• Description of the task:
Collect every line in the records below that contains the word "must".

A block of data
........

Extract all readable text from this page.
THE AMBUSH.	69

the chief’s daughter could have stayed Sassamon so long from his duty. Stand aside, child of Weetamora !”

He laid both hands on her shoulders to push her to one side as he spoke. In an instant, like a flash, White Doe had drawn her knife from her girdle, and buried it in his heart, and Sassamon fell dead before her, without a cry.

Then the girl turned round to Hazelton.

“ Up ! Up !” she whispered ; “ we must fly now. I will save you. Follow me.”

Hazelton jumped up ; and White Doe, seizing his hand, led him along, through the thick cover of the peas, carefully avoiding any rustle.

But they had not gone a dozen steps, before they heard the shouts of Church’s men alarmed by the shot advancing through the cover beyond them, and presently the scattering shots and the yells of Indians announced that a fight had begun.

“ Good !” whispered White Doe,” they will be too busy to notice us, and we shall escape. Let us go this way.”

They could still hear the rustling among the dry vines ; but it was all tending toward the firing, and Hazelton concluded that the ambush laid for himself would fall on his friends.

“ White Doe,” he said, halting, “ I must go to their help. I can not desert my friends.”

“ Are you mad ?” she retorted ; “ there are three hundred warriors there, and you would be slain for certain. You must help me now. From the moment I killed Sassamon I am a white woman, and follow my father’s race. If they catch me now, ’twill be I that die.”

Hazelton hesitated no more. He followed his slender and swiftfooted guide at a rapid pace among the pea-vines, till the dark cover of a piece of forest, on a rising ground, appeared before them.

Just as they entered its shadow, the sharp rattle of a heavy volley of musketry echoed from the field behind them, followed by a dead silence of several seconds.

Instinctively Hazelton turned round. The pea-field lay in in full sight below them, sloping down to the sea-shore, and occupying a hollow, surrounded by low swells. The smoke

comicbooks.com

........

• Worked answer:
“ Up ! Up !” she whispered ; “ we must fly now. I will save you. Follow me.”
“ White Doe,” he said, halting, “ I must go to their help. I can not desert my friends.”
“ Are you mad ?” she retorted ; “ there are three hundred warriors there, and you would be slain for certain. You must help me now. From the moment I killed Sassamon I am a white woman, and follow my father’s race. If they catch me now, ’twill be I that die.”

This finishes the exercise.